--- MATERIAL PROVIDED ---

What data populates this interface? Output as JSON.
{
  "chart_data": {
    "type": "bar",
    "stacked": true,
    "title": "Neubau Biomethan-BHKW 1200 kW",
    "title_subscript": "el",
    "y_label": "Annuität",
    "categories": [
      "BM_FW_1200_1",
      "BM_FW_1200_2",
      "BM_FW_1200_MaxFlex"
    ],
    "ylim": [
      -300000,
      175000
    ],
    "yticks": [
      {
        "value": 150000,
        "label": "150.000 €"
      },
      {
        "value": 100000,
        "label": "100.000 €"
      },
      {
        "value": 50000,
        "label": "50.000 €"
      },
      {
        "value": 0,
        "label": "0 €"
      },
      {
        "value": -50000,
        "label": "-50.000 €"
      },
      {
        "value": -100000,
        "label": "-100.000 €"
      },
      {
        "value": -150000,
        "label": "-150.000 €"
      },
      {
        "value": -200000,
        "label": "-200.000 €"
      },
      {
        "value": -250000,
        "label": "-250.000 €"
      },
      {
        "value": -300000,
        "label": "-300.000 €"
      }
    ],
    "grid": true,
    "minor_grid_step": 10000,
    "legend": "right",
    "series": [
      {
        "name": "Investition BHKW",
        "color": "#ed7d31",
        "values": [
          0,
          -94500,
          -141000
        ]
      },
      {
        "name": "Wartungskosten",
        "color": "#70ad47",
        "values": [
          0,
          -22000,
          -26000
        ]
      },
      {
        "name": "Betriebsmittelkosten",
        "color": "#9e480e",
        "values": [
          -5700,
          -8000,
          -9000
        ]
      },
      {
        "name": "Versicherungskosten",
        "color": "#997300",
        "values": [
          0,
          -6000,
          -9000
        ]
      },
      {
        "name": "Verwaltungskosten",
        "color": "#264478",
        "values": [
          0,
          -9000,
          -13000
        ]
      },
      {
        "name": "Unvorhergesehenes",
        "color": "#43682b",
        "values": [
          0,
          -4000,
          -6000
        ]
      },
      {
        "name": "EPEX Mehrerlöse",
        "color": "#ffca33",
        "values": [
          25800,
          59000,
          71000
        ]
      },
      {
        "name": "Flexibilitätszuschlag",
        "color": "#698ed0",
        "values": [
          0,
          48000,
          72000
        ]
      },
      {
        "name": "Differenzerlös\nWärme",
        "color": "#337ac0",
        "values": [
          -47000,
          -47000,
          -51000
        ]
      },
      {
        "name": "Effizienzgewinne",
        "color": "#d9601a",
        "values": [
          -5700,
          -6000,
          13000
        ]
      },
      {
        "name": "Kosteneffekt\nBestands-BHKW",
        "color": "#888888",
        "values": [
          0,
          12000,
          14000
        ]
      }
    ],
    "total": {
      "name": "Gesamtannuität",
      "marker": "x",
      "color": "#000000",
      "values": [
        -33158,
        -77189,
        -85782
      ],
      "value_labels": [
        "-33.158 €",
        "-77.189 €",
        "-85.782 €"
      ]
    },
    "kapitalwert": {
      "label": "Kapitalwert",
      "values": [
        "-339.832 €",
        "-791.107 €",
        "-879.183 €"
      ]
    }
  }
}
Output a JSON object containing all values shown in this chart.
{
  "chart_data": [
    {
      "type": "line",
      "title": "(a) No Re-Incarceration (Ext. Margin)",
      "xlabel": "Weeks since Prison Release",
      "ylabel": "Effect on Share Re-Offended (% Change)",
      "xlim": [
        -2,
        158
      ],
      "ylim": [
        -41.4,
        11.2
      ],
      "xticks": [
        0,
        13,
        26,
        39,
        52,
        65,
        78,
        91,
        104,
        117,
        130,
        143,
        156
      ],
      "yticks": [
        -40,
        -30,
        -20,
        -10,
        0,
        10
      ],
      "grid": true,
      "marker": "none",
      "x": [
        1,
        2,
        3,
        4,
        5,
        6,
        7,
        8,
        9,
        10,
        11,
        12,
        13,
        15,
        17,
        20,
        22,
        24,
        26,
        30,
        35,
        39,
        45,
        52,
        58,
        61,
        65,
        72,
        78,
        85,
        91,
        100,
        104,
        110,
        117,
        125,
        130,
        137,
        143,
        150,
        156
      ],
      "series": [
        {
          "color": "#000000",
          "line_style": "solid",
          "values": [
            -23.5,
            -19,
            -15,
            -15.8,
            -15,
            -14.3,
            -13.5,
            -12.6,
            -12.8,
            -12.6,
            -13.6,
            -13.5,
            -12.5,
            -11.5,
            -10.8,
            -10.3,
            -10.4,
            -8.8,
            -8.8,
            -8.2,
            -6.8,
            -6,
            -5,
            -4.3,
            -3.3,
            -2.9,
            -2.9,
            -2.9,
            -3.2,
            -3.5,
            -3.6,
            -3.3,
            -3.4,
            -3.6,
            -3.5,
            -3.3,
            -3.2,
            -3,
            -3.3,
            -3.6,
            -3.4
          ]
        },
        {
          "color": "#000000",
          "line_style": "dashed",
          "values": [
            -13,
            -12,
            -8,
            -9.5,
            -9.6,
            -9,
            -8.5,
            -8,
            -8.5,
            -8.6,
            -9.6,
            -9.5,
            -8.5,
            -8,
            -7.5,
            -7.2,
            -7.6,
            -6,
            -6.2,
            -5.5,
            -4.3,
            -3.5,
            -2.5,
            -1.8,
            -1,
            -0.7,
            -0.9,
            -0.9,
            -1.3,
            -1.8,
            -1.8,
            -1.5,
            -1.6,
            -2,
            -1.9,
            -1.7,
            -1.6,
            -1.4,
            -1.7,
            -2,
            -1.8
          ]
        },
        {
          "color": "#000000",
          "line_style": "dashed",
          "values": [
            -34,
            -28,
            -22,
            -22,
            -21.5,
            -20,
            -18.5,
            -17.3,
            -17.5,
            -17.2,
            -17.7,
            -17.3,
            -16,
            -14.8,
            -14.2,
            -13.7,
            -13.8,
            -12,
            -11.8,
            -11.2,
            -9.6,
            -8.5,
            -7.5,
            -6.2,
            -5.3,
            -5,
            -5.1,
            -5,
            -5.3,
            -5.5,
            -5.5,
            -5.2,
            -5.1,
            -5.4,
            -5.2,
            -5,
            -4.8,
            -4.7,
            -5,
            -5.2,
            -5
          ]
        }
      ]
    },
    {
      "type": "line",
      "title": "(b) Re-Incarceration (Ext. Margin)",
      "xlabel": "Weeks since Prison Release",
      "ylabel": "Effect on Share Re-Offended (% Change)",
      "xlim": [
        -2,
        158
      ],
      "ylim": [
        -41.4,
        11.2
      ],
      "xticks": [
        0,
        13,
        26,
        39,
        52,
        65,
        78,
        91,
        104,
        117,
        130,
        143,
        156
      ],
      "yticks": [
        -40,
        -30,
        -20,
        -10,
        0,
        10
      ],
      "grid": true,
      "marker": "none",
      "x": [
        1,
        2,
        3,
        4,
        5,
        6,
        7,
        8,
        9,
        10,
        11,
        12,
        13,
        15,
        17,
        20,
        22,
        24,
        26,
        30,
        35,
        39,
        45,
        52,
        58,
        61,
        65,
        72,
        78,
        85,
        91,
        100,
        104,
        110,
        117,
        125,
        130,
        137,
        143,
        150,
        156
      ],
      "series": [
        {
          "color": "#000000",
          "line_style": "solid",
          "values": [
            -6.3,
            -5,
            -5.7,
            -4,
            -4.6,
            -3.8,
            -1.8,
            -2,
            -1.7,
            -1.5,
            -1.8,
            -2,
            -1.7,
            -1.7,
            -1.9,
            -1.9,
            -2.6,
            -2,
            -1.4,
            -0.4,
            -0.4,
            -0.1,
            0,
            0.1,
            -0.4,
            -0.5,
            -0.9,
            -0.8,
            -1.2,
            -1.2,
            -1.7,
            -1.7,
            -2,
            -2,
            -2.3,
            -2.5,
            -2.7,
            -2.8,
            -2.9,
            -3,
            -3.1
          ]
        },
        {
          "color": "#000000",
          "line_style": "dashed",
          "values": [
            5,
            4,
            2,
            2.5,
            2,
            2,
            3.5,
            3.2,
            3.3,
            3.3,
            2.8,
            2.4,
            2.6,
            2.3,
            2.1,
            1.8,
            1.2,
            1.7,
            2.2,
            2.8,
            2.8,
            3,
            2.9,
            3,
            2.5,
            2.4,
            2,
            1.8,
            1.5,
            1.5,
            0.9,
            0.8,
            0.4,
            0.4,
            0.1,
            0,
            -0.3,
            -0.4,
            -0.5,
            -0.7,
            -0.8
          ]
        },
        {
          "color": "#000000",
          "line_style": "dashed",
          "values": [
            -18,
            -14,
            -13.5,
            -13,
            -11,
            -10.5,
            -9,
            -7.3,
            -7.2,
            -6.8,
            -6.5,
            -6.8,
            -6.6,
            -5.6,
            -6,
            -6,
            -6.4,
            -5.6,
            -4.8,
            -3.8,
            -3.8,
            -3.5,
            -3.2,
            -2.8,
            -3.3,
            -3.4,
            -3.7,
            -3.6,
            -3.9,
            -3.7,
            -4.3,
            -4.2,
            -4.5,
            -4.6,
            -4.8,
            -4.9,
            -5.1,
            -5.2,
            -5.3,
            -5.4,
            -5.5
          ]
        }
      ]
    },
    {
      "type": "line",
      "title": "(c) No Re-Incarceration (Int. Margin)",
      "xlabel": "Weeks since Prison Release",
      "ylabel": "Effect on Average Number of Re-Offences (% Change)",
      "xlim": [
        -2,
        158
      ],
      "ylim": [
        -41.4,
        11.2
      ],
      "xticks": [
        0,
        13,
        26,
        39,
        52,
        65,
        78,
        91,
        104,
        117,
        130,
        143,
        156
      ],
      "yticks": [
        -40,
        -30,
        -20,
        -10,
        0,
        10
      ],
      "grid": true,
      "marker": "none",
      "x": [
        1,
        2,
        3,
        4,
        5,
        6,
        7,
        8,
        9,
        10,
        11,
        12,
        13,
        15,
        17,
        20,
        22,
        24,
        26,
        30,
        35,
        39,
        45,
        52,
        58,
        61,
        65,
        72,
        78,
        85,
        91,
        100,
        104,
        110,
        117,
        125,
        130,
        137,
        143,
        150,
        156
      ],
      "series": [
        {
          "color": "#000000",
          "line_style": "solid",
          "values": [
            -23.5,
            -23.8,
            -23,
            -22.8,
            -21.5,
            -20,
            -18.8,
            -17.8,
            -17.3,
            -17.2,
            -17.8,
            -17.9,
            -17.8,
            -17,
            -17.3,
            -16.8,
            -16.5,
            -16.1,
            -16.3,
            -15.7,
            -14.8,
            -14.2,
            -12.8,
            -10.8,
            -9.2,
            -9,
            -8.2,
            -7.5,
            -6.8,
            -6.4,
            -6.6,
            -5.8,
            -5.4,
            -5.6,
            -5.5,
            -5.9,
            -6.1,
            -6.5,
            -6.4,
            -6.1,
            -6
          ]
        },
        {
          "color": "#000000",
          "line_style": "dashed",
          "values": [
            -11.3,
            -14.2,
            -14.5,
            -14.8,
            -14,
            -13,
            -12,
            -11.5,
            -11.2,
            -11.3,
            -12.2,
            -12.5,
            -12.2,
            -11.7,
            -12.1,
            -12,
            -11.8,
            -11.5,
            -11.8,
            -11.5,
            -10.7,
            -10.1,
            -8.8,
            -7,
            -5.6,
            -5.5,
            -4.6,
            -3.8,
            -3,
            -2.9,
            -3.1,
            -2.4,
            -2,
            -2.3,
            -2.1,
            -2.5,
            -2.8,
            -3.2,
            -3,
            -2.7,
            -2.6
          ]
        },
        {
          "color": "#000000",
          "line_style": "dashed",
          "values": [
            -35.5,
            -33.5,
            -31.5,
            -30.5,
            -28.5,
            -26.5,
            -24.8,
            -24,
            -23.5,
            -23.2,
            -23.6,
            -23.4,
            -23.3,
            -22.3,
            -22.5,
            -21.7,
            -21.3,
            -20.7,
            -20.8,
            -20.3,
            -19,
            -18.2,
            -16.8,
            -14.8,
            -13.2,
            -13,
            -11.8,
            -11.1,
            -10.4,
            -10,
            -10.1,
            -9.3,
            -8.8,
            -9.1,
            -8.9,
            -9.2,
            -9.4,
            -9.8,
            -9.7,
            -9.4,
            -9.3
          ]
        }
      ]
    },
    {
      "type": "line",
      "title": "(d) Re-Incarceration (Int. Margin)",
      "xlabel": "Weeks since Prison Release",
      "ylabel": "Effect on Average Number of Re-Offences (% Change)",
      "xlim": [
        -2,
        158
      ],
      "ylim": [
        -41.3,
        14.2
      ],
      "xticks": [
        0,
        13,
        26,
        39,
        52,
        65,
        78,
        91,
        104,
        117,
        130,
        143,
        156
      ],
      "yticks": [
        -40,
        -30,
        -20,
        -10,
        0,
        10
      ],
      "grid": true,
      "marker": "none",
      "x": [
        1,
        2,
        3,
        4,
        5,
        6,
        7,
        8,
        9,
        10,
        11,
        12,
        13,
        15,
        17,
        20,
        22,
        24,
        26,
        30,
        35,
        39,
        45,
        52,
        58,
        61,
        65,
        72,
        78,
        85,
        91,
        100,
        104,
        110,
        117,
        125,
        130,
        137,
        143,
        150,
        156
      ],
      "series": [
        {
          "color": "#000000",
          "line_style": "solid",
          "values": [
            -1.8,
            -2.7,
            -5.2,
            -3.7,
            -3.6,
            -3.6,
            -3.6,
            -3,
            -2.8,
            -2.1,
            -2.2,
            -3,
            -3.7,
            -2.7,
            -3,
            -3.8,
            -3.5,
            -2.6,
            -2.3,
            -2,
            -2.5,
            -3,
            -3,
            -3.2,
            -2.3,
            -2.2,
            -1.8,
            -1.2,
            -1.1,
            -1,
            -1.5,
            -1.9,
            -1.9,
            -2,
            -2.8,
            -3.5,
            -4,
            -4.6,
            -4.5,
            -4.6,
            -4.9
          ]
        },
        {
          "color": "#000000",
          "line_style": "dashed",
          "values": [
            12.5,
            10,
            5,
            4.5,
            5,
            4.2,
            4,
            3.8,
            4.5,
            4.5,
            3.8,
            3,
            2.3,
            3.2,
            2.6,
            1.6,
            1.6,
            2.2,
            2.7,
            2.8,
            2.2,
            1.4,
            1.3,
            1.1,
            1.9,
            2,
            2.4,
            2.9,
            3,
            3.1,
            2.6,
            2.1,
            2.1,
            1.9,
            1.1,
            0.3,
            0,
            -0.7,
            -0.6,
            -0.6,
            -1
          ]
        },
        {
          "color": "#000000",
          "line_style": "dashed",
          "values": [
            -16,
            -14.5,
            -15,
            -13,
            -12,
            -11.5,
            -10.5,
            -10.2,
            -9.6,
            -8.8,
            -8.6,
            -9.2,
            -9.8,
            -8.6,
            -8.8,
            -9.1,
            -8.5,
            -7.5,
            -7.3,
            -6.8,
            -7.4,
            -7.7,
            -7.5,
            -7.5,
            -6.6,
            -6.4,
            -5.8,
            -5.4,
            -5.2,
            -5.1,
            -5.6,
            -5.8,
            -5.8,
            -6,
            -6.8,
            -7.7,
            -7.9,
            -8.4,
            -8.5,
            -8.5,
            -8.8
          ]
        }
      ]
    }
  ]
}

---

[WHAT YOU SHOULD DO] For the data above, state only how many lines include the word "name".

[COMPLETED EXERCISE] 12